Prompt ▸
Output all lines exactly.

··· Dataset records ···

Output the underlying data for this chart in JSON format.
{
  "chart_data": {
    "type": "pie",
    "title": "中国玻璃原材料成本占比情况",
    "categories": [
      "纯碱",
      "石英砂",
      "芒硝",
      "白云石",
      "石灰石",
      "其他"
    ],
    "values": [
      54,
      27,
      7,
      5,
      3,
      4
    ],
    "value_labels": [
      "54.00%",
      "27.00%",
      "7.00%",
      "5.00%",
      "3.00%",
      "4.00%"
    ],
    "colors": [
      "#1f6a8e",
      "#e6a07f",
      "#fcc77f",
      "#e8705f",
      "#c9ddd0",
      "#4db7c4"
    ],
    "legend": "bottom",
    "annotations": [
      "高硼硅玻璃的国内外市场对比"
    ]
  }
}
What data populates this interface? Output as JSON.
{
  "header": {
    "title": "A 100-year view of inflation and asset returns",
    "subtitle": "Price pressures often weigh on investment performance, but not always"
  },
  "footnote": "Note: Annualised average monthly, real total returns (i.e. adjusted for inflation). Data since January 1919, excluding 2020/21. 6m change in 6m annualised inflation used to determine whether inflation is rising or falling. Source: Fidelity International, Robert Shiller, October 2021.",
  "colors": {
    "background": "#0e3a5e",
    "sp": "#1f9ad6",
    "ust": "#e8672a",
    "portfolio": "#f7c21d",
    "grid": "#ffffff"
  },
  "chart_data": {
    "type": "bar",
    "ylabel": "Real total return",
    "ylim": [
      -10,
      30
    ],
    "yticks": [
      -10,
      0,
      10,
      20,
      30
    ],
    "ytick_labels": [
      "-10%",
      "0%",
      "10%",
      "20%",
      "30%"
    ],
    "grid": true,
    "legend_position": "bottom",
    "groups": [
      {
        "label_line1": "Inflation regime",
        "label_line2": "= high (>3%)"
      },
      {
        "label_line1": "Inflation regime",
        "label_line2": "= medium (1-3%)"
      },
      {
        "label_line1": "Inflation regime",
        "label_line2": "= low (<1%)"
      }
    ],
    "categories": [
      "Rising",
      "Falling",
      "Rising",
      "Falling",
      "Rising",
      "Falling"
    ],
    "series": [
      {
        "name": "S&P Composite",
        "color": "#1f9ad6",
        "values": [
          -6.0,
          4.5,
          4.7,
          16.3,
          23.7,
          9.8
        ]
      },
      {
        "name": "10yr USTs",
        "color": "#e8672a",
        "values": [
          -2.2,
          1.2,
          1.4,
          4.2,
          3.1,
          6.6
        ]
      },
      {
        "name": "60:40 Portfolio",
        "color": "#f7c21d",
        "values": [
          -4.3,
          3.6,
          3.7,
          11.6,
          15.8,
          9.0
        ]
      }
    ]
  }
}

···

Answer to the problem ▸
Output the underlying data for this chart in JSON format.
{
  "chart_data": {
    "type": "pie",
    "title": "中国玻璃原材料成本占比情况",
    "categories": [
      "纯碱",
      "石英砂",
      "芒硝",
      "白云石",
      "石灰石",
      "其他"
    ],
    "values": [
      54,
      27,
      7,
      5,
      3,
      4
    ],
    "value_labels": [
      "54.00%",
      "27.00%",
      "7.00%",
      "5.00%",
      "3.00%",
      "4.00%"
    ],
    "colors": [
      "#1f6a8e",
      "#e6a07f",
      "#fcc77f",
      "#e8705f",
      "#c9ddd0",
      "#4db7c4"
    ],
    "legend": "bottom",
    "annotations": [
      "高硼硅玻璃的国内外市场对比"
    ]
  }
}
What data populates this interface? Output as JSON.
{
  "header": {
    "title": "A 100-year view of inflation and asset returns",
    "subtitle": "Price pressures often weigh on investment performance, but not always"
  },
  "footnote": "Note: Annualised average monthly, real total returns (i.e. adjusted for inflation). Data since January 1919, excluding 2020/21. 6m change in 6m annualised inflation used to determine whether inflation is rising or falling. Source: Fidelity International, Robert Shiller, October 2021.",
  "colors": {
    "background": "#0e3a5e",
    "sp": "#1f9ad6",
    "ust": "#e8672a",
    "portfolio": "#f7c21d",
    "grid": "#ffffff"
  },
  "chart_data": {
    "type": "bar",
    "ylabel": "Real total return",
    "ylim": [
      -10,
      30
    ],
    "yticks": [
      -10,
      0,
      10,
      20,
      30
    ],
    "ytick_labels": [
      "-10%",
      "0%",
      "10%",
      "20%",
      "30%"
    ],
    "grid": true,
    "legend_position": "bottom",
    "groups": [
      {
        "label_line1": "Inflation regime",
        "label_line2": "= high (>3%)"
      },
      {
        "label_line1": "Inflation regime",
        "label_line2": "= medium (1-3%)"
      },
      {
        "label_line1": "Inflation regime",
        "label_line2": "= low (<1%)"
      }
    ],
    "categories": [
      "Rising",
      "Falling",
      "Rising",
      "Falling",
      "Rising",
      "Falling"
    ],
    "series": [
      {
        "name": "S&P Composite",
        "color": "#1f9ad6",
        "values": [
          -6.0,
          4.5,
          4.7,
          16.3,
          23.7,
          9.8
        ]
      },
      {
        "name": "10yr USTs",
        "color": "#e8672a",
        "values": [
          -2.2,
          1.2,
          1.4,
          4.2,
          3.1,
          6.6
        ]
      },
      {
        "name": "60:40 Portfolio",
        "color": "#f7c21d",
        "values": [
          -4.3,
          3.6,
          3.7,
          11.6,
          15.8,
          9.0
        ]
      }
    ]
  }
}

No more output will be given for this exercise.